>> START MATERIAL SHOWN

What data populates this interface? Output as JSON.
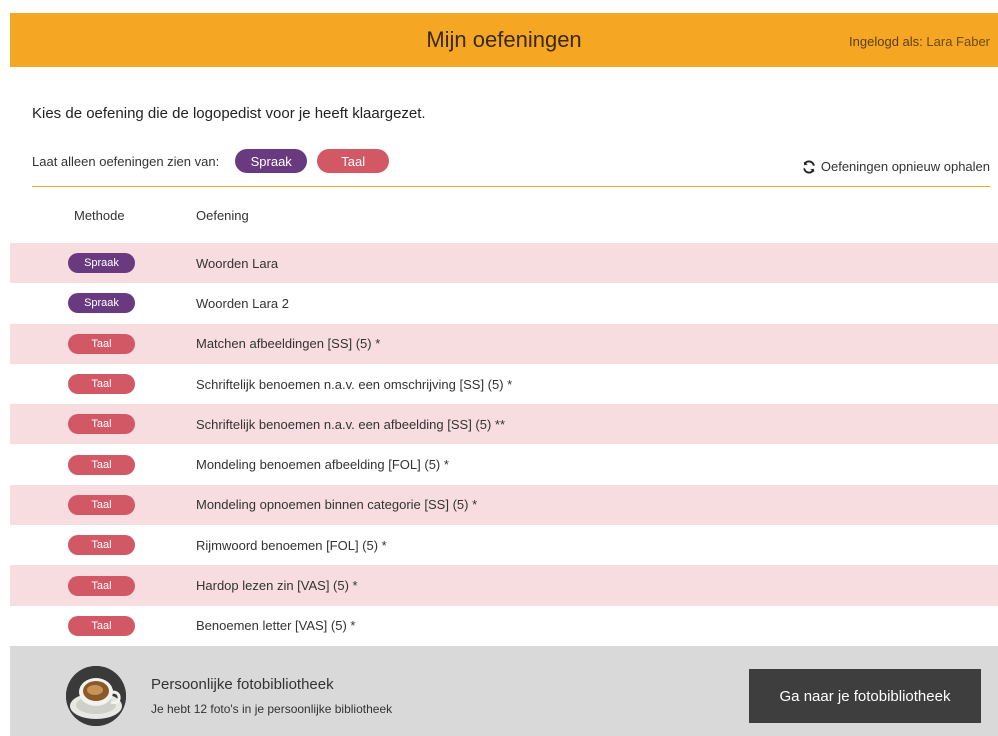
{
  "header": {
    "title": "Mijn oefeningen",
    "login_prefix": "Ingelogd als:",
    "user_name": "Lara Faber",
    "background": "#f5a623"
  },
  "intro": "Kies de oefening die de logopedist voor je heeft klaargezet.",
  "filter": {
    "label": "Laat alleen oefeningen zien van:",
    "options": [
      "Spraak",
      "Taal"
    ],
    "refresh_label": "Oefeningen opnieuw ophalen",
    "refresh_icon": "refresh-icon"
  },
  "table": {
    "columns": [
      "Methode",
      "Oefening"
    ],
    "rows": [
      {
        "method": "Spraak",
        "name": "Woorden Lara"
      },
      {
        "method": "Spraak",
        "name": "Woorden Lara 2"
      },
      {
        "method": "Taal",
        "name": "Matchen afbeeldingen [SS] (5) *"
      },
      {
        "method": "Taal",
        "name": "Schriftelijk benoemen n.a.v. een omschrijving [SS] (5) *"
      },
      {
        "method": "Taal",
        "name": "Schriftelijk benoemen n.a.v. een afbeelding [SS] (5) **"
      },
      {
        "method": "Taal",
        "name": "Mondeling benoemen afbeelding [FOL] (5) *"
      },
      {
        "method": "Taal",
        "name": "Mondeling opnoemen binnen categorie [SS] (5) *"
      },
      {
        "method": "Taal",
        "name": "Rijmwoord benoemen [FOL] (5) *"
      },
      {
        "method": "Taal",
        "name": "Hardop lezen zin [VAS] (5) *"
      },
      {
        "method": "Taal",
        "name": "Benoemen letter [VAS] (5) *"
      }
    ]
  },
  "footer": {
    "title": "Persoonlijke fotobibliotheek",
    "subtitle": "Je hebt 12 foto's in je persoonlijke bibliotheek",
    "button_label": "Ga naar je fotobibliotheek"
  },
  "colors": {
    "spraak": "#6a3a80",
    "taal": "#d35866",
    "row_alt": "#f7dce0"
  }
}
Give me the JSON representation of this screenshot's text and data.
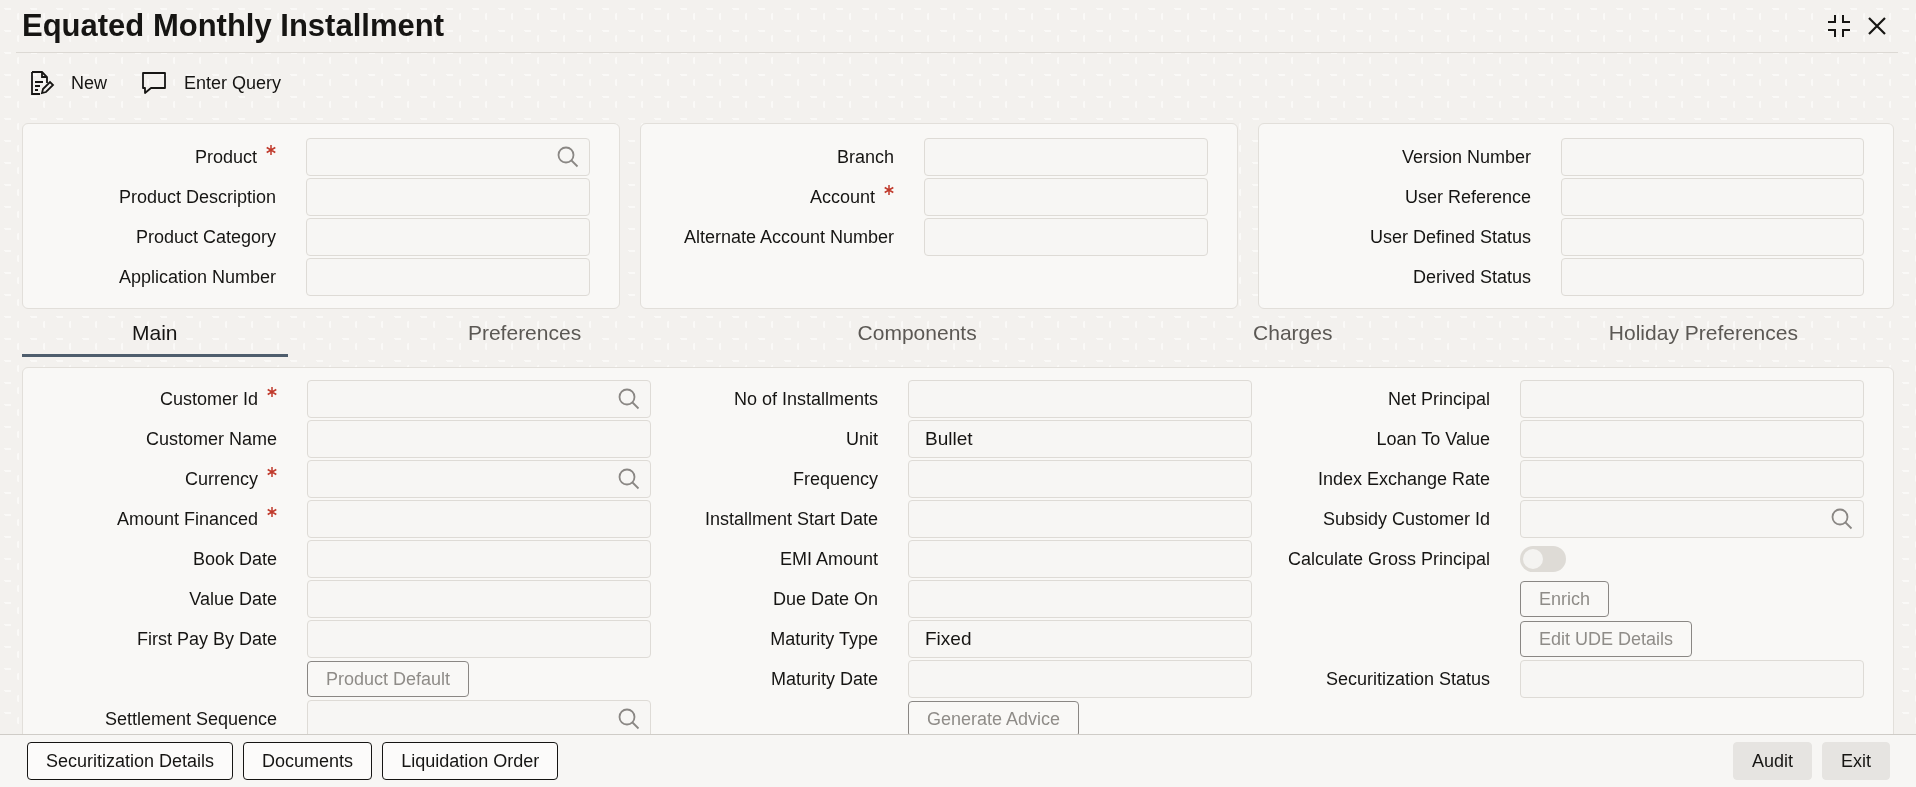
{
  "window": {
    "title": "Equated Monthly Installment"
  },
  "toolbar": [
    {
      "kind": "new",
      "label": "New"
    },
    {
      "kind": "query",
      "label": "Enter Query"
    }
  ],
  "header_panels": [
    {
      "fields": [
        {
          "kind": "lookup",
          "label": "Product",
          "required": true
        },
        {
          "kind": "text",
          "label": "Product Description",
          "required": false
        },
        {
          "kind": "text",
          "label": "Product Category",
          "required": false
        },
        {
          "kind": "text",
          "label": "Application Number",
          "required": false
        }
      ]
    },
    {
      "fields": [
        {
          "kind": "text",
          "label": "Branch",
          "required": false
        },
        {
          "kind": "text",
          "label": "Account",
          "required": true
        },
        {
          "kind": "text",
          "label": "Alternate Account Number",
          "required": false
        }
      ]
    },
    {
      "fields": [
        {
          "kind": "text",
          "label": "Version Number",
          "required": false
        },
        {
          "kind": "text",
          "label": "User Reference",
          "required": false
        },
        {
          "kind": "text",
          "label": "User Defined Status",
          "required": false
        },
        {
          "kind": "text",
          "label": "Derived Status",
          "required": false
        }
      ]
    }
  ],
  "tabs": [
    {
      "label": "Main",
      "selected": true
    },
    {
      "label": "Preferences",
      "selected": false
    },
    {
      "label": "Components",
      "selected": false
    },
    {
      "label": "Charges",
      "selected": false
    },
    {
      "label": "Holiday Preferences",
      "selected": false
    }
  ],
  "main_columns": [
    {
      "fields": [
        {
          "kind": "lookup",
          "label": "Customer Id",
          "required": true
        },
        {
          "kind": "text",
          "label": "Customer Name",
          "required": false
        },
        {
          "kind": "lookup",
          "label": "Currency",
          "required": true
        },
        {
          "kind": "text",
          "label": "Amount Financed",
          "required": true
        },
        {
          "kind": "text",
          "label": "Book Date",
          "required": false
        },
        {
          "kind": "text",
          "label": "Value Date",
          "required": false
        },
        {
          "kind": "text",
          "label": "First Pay By Date",
          "required": false
        },
        {
          "kind": "button",
          "label": "Product Default",
          "disabled": true
        },
        {
          "kind": "lookup",
          "label": "Settlement Sequence",
          "required": false
        }
      ]
    },
    {
      "fields": [
        {
          "kind": "text",
          "label": "No of Installments",
          "required": false
        },
        {
          "kind": "text",
          "label": "Unit",
          "required": false,
          "value": "Bullet"
        },
        {
          "kind": "text",
          "label": "Frequency",
          "required": false
        },
        {
          "kind": "text",
          "label": "Installment Start Date",
          "required": false
        },
        {
          "kind": "text",
          "label": "EMI Amount",
          "required": false
        },
        {
          "kind": "text",
          "label": "Due Date On",
          "required": false
        },
        {
          "kind": "text",
          "label": "Maturity Type",
          "required": false,
          "value": "Fixed"
        },
        {
          "kind": "text",
          "label": "Maturity Date",
          "required": false
        },
        {
          "kind": "button",
          "label": "Generate Advice",
          "disabled": true
        }
      ]
    },
    {
      "fields": [
        {
          "kind": "text",
          "label": "Net Principal",
          "required": false
        },
        {
          "kind": "text",
          "label": "Loan To Value",
          "required": false
        },
        {
          "kind": "text",
          "label": "Index Exchange Rate",
          "required": false
        },
        {
          "kind": "lookup",
          "label": "Subsidy Customer Id",
          "required": false
        },
        {
          "kind": "toggle",
          "label": "Calculate Gross Principal",
          "on": false
        },
        {
          "kind": "button",
          "label": "Enrich",
          "disabled": true
        },
        {
          "kind": "button",
          "label": "Edit UDE Details",
          "disabled": true
        },
        {
          "kind": "text",
          "label": "Securitization Status",
          "required": false
        }
      ]
    }
  ],
  "footer": {
    "left": [
      {
        "label": "Securitization Details",
        "disabled": false
      },
      {
        "label": "Documents",
        "disabled": false
      },
      {
        "label": "Liquidation Order",
        "disabled": false
      }
    ],
    "right": [
      {
        "label": "Audit",
        "disabled": true
      },
      {
        "label": "Exit",
        "disabled": true
      }
    ]
  }
}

>> END MATERIAL SHOWN

Set down all the entries exactly as they appear, but skip any pictures.

FINISHED EXERCISE ▸
What data populates this interface? Output as JSON.
{
  "header": {
    "title": "Mijn oefeningen",
    "login_prefix": "Ingelogd als:",
    "user_name": "Lara Faber",
    "background": "#f5a623"
  },
  "intro": "Kies de oefening die de logopedist voor je heeft klaargezet.",
  "filter": {
    "label": "Laat alleen oefeningen zien van:",
    "options": [
      "Spraak",
      "Taal"
    ],
    "refresh_label": "Oefeningen opnieuw ophalen",
    "refresh_icon": "refresh-icon"
  },
  "table": {
    "columns": [
      "Methode",
      "Oefening"
    ],
    "rows": [
      {
        "method": "Spraak",
        "name": "Woorden Lara"
      },
      {
        "method": "Spraak",
        "name": "Woorden Lara 2"
      },
      {
        "method": "Taal",
        "name": "Matchen afbeeldingen [SS] (5) *"
      },
      {
        "method": "Taal",
        "name": "Schriftelijk benoemen n.a.v. een omschrijving [SS] (5) *"
      },
      {
        "method": "Taal",
        "name": "Schriftelijk benoemen n.a.v. een afbeelding [SS] (5) **"
      },
      {
        "method": "Taal",
        "name": "Mondeling benoemen afbeelding [FOL] (5) *"
      },
      {
        "method": "Taal",
        "name": "Mondeling opnoemen binnen categorie [SS] (5) *"
      },
      {
        "method": "Taal",
        "name": "Rijmwoord benoemen [FOL] (5) *"
      },
      {
        "method": "Taal",
        "name": "Hardop lezen zin [VAS] (5) *"
      },
      {
        "method": "Taal",
        "name": "Benoemen letter [VAS] (5) *"
      }
    ]
  },
  "footer": {
    "title": "Persoonlijke fotobibliotheek",
    "subtitle": "Je hebt 12 foto's in je persoonlijke bibliotheek",
    "button_label": "Ga naar je fotobibliotheek"
  },
  "colors": {
    "spraak": "#6a3a80",
    "taal": "#d35866",
    "row_alt": "#f7dce0"
  }
}
Give me the JSON representation of this screenshot's text and data.
{
  "window": {
    "title": "Equated Monthly Installment"
  },
  "toolbar": [
    {
      "kind": "new",
      "label": "New"
    },
    {
      "kind": "query",
      "label": "Enter Query"
    }
  ],
  "header_panels": [
    {
      "fields": [
        {
          "kind": "lookup",
          "label": "Product",
          "required": true
        },
        {
          "kind": "text",
          "label": "Product Description",
          "required": false
        },
        {
          "kind": "text",
          "label": "Product Category",
          "required": false
        },
        {
          "kind": "text",
          "label": "Application Number",
          "required": false
        }
      ]
    },
    {
      "fields": [
        {
          "kind": "text",
          "label": "Branch",
          "required": false
        },
        {
          "kind": "text",
          "label": "Account",
          "required": true
        },
        {
          "kind": "text",
          "label": "Alternate Account Number",
          "required": false
        }
      ]
    },
    {
      "fields": [
        {
          "kind": "text",
          "label": "Version Number",
          "required": false
        },
        {
          "kind": "text",
          "label": "User Reference",
          "required": false
        },
        {
          "kind": "text",
          "label": "User Defined Status",
          "required": false
        },
        {
          "kind": "text",
          "label": "Derived Status",
          "required": false
        }
      ]
    }
  ],
  "tabs": [
    {
      "label": "Main",
      "selected": true
    },
    {
      "label": "Preferences",
      "selected": false
    },
    {
      "label": "Components",
      "selected": false
    },
    {
      "label": "Charges",
      "selected": false
    },
    {
      "label": "Holiday Preferences",
      "selected": false
    }
  ],
  "main_columns": [
    {
      "fields": [
        {
          "kind": "lookup",
          "label": "Customer Id",
          "required": true
        },
        {
          "kind": "text",
          "label": "Customer Name",
          "required": false
        },
        {
          "kind": "lookup",
          "label": "Currency",
          "required": true
        },
        {
          "kind": "text",
          "label": "Amount Financed",
          "required": true
        },
        {
          "kind": "text",
          "label": "Book Date",
          "required": false
        },
        {
          "kind": "text",
          "label": "Value Date",
          "required": false
        },
        {
          "kind": "text",
          "label": "First Pay By Date",
          "required": false
        },
        {
          "kind": "button",
          "label": "Product Default",
          "disabled": true
        },
        {
          "kind": "lookup",
          "label": "Settlement Sequence",
          "required": false
        }
      ]
    },
    {
      "fields": [
        {
          "kind": "text",
          "label": "No of Installments",
          "required": false
        },
        {
          "kind": "text",
          "label": "Unit",
          "required": false,
          "value": "Bullet"
        },
        {
          "kind": "text",
          "label": "Frequency",
          "required": false
        },
        {
          "kind": "text",
          "label": "Installment Start Date",
          "required": false
        },
        {
          "kind": "text",
          "label": "EMI Amount",
          "required": false
        },
        {
          "kind": "text",
          "label": "Due Date On",
          "required": false
        },
        {
          "kind": "text",
          "label": "Maturity Type",
          "required": false,
          "value": "Fixed"
        },
        {
          "kind": "text",
          "label": "Maturity Date",
          "required": false
        },
        {
          "kind": "button",
          "label": "Generate Advice",
          "disabled": true
        }
      ]
    },
    {
      "fields": [
        {
          "kind": "text",
          "label": "Net Principal",
          "required": false
        },
        {
          "kind": "text",
          "label": "Loan To Value",
          "required": false
        },
        {
          "kind": "text",
          "label": "Index Exchange Rate",
          "required": false
        },
        {
          "kind": "lookup",
          "label": "Subsidy Customer Id",
          "required": false
        },
        {
          "kind": "toggle",
          "label": "Calculate Gross Principal",
          "on": false
        },
        {
          "kind": "button",
          "label": "Enrich",
          "disabled": true
        },
        {
          "kind": "button",
          "label": "Edit UDE Details",
          "disabled": true
        },
        {
          "kind": "text",
          "label": "Securitization Status",
          "required": false
        }
      ]
    }
  ],
  "footer": {
    "left": [
      {
        "label": "Securitization Details",
        "disabled": false
      },
      {
        "label": "Documents",
        "disabled": false
      },
      {
        "label": "Liquidation Order",
        "disabled": false
      }
    ],
    "right": [
      {
        "label": "Audit",
        "disabled": true
      },
      {
        "label": "Exit",
        "disabled": true
      }
    ]
  }
}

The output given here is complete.